[Text to read]

Simon Coveney has survived a confidence motion, with 92 TDs voting in favour of the minister to 59 against.

Ireland’s Foreign Affairs Minister comfortably won the motion with all attending Government party TDs voting in favour of the Fine Gael minister.

He also received the support of 12 independents.

Mr Coveney said he “should have and could have dealt with” controversy around the appointment of Katherine Zappone as a special envoy “much more comprehensively in early August”.

Speaking in the Dail as TDs debated confidence in him, Mr Coveney said he had not taken the issue seriously enough and was “too defensive” in interviews.

“I allowed speculation to drift into a political narrative that does not reflect the truth of what actually happened,” he said.

“I regret this issue has distracted from the important work that we’ve been trying to do and for the mistake made by me in advance of the cabinet decision, and subsequently in terms of not clearing these issues up earlier.

“I’ve apologised to the Taoiseach and my colleagues, and I do so again this evening to everybody in this house.”

Leo Varadkar - defended Coveney 

Tánaiste Leo Varadkar accused Sinn Fein, who tabled the motion of no confidence, of attempting to “hound a decent man out of office for cheap publicity”.

He said it was an “honour to express my full confidence in my friend and colleague Simon Coveney”, adding he “knows nobody more committed to public service than he”.

Mr Varadkar said Mr Coveney “made mistakes when it came to the appointment of Katherine Zappone as special envoy”.

“He and I have acknowledged and apologised for our mistakes in that regard,” he said.

However, he stressed “the need for balance”, paying tribute to Mr Coveney’s work on the New Decade New Approach deal in January 2020 which led to the restoration of the Stormont Assembly.

“Without him, Michelle O’Neill would not be the deputy First Minister today and there would not be an Executive in Northern Ireland, he put back together the Executive Sinn Fein collapsed in a tactical act of arrogance leaving Northern Ireland without a voice for three years during the Brexit negotiations,” he said.

“Sinn Fein knows the work that he put in to ensure there was no hard border in Ireland yet they seek tonight to hound an honourable man out of office for cheap publicity and political gain.”

[Objectives]
**A.** List every person named by full name in the article on the Simon Coveney confidence motion.
**B.** In the article on the Simon Coveney confidence motion, transcribe the stretch from "Tánaiste Leo Varadkar accused" through "the Stormont Assembly.".
**C.** According to the article on the Simon Coveney confidence motion, how many independents supported him?

[Provided material]
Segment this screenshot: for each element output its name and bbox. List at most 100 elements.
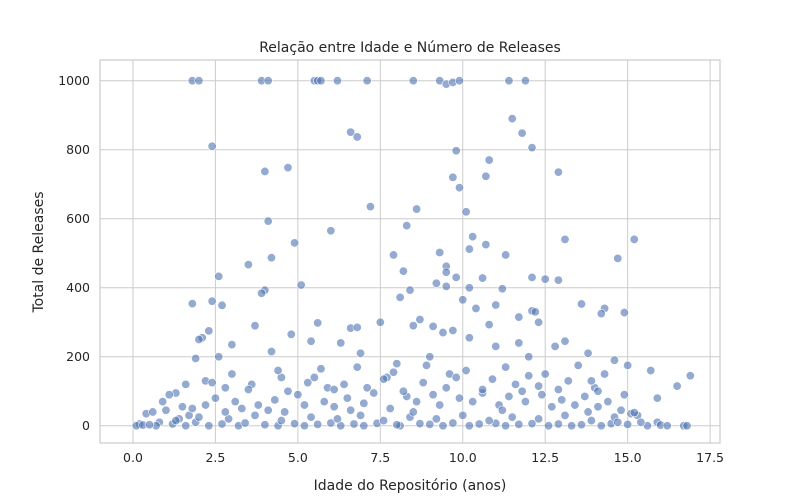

[Per-task outputs]
**A.** Simon Coveney, Katherine Zappone, Leo Varadkar, Michelle O’Neill

**B.**
Tánaiste Leo Varadkar accused Sinn Fein, who tabled the motion of no confidence, of attempting to “hound a decent man out of office for cheap publicity”.

He said it was an “honour to express my full confidence in my friend and colleague Simon Coveney”, adding he “knows nobody more committed to public service than he”.

Mr Varadkar said Mr Coveney “made mistakes when it came to the appointment of Katherine Zappone as special envoy”.

“He and I have acknowledged and apologised for our mistakes in that regard,” he said.

However, he stressed “the need for balance”, paying tribute to Mr Coveney’s work on the New Decade New Approach deal in January 2020 which led to the restoration of the Stormont Assembly.

**C.** 12